START

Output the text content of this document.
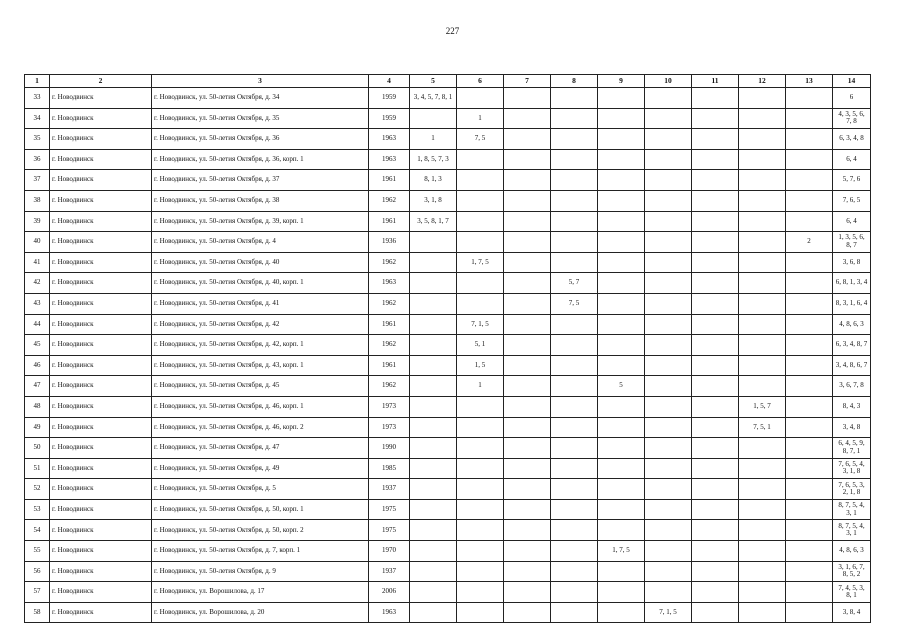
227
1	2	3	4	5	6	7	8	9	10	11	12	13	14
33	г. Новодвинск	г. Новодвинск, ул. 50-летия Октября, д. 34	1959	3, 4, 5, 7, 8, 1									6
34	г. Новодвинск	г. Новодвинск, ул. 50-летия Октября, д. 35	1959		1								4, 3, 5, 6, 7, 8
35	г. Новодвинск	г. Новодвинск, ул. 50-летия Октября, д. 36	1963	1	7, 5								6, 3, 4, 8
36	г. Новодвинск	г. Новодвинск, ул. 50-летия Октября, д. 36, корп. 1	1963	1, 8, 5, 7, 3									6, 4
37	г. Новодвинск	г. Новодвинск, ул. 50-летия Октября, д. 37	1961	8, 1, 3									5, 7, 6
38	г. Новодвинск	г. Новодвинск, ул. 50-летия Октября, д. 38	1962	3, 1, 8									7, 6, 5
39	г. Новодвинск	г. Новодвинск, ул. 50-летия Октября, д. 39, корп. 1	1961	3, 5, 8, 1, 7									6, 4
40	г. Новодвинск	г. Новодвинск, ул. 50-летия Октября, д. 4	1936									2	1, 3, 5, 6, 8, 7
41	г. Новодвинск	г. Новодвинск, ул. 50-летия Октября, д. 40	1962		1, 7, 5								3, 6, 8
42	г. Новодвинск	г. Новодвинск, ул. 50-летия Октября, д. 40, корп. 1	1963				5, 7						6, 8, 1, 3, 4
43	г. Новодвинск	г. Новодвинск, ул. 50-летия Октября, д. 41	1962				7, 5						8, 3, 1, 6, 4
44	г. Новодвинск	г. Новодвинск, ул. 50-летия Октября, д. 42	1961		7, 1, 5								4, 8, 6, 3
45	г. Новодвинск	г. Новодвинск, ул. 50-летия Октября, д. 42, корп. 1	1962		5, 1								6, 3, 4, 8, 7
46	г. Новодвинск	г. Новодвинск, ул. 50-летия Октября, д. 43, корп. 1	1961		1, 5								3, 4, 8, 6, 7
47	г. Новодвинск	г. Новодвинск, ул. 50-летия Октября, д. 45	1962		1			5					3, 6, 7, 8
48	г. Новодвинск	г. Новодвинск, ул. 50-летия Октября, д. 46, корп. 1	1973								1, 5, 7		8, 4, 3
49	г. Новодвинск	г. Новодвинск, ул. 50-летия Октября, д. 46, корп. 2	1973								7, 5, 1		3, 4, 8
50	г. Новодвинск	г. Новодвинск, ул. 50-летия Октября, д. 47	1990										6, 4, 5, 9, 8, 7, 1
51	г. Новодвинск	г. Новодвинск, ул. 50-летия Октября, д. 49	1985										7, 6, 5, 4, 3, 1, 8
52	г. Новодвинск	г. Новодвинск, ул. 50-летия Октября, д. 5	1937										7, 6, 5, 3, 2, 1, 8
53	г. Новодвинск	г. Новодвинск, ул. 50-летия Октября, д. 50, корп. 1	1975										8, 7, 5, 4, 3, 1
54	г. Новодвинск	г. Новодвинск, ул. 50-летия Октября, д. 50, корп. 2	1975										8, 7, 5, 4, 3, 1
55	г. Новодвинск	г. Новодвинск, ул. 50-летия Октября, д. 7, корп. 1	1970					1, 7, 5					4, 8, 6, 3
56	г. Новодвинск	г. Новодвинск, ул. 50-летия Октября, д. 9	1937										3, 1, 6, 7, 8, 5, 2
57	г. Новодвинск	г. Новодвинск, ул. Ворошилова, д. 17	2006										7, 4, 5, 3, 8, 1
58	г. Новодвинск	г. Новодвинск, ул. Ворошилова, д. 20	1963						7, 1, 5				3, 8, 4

END

Exercise goal: Print all entries exactly. The images do not belong in the copy.

In response:
Output the text content of this document.
227
1	2	3	4	5	6	7	8	9	10	11	12	13	14
33	г. Новодвинск	г. Новодвинск, ул. 50-летия Октября, д. 34	1959	3, 4, 5, 7, 8, 1									6
34	г. Новодвинск	г. Новодвинск, ул. 50-летия Октября, д. 35	1959		1								4, 3, 5, 6, 7, 8
35	г. Новодвинск	г. Новодвинск, ул. 50-летия Октября, д. 36	1963	1	7, 5								6, 3, 4, 8
36	г. Новодвинск	г. Новодвинск, ул. 50-летия Октября, д. 36, корп. 1	1963	1, 8, 5, 7, 3									6, 4
37	г. Новодвинск	г. Новодвинск, ул. 50-летия Октября, д. 37	1961	8, 1, 3									5, 7, 6
38	г. Новодвинск	г. Новодвинск, ул. 50-летия Октября, д. 38	1962	3, 1, 8									7, 6, 5
39	г. Новодвинск	г. Новодвинск, ул. 50-летия Октября, д. 39, корп. 1	1961	3, 5, 8, 1, 7									6, 4
40	г. Новодвинск	г. Новодвинск, ул. 50-летия Октября, д. 4	1936									2	1, 3, 5, 6, 8, 7
41	г. Новодвинск	г. Новодвинск, ул. 50-летия Октября, д. 40	1962		1, 7, 5								3, 6, 8
42	г. Новодвинск	г. Новодвинск, ул. 50-летия Октября, д. 40, корп. 1	1963				5, 7						6, 8, 1, 3, 4
43	г. Новодвинск	г. Новодвинск, ул. 50-летия Октября, д. 41	1962				7, 5						8, 3, 1, 6, 4
44	г. Новодвинск	г. Новодвинск, ул. 50-летия Октября, д. 42	1961		7, 1, 5								4, 8, 6, 3
45	г. Новодвинск	г. Новодвинск, ул. 50-летия Октября, д. 42, корп. 1	1962		5, 1								6, 3, 4, 8, 7
46	г. Новодвинск	г. Новодвинск, ул. 50-летия Октября, д. 43, корп. 1	1961		1, 5								3, 4, 8, 6, 7
47	г. Новодвинск	г. Новодвинск, ул. 50-летия Октября, д. 45	1962		1			5					3, 6, 7, 8
48	г. Новодвинск	г. Новодвинск, ул. 50-летия Октября, д. 46, корп. 1	1973								1, 5, 7		8, 4, 3
49	г. Новодвинск	г. Новодвинск, ул. 50-летия Октября, д. 46, корп. 2	1973								7, 5, 1		3, 4, 8
50	г. Новодвинск	г. Новодвинск, ул. 50-летия Октября, д. 47	1990										6, 4, 5, 9, 8, 7, 1
51	г. Новодвинск	г. Новодвинск, ул. 50-летия Октября, д. 49	1985										7, 6, 5, 4, 3, 1, 8
52	г. Новодвинск	г. Новодвинск, ул. 50-летия Октября, д. 5	1937										7, 6, 5, 3, 2, 1, 8
53	г. Новодвинск	г. Новодвинск, ул. 50-летия Октября, д. 50, корп. 1	1975										8, 7, 5, 4, 3, 1
54	г. Новодвинск	г. Новодвинск, ул. 50-летия Октября, д. 50, корп. 2	1975										8, 7, 5, 4, 3, 1
55	г. Новодвинск	г. Новодвинск, ул. 50-летия Октября, д. 7, корп. 1	1970					1, 7, 5					4, 8, 6, 3
56	г. Новодвинск	г. Новодвинск, ул. 50-летия Октября, д. 9	1937										3, 1, 6, 7, 8, 5, 2
57	г. Новодвинск	г. Новодвинск, ул. Ворошилова, д. 17	2006										7, 4, 5, 3, 8, 1
58	г. Новодвинск	г. Новодвинск, ул. Ворошилова, д. 20	1963						7, 1, 5				3, 8, 4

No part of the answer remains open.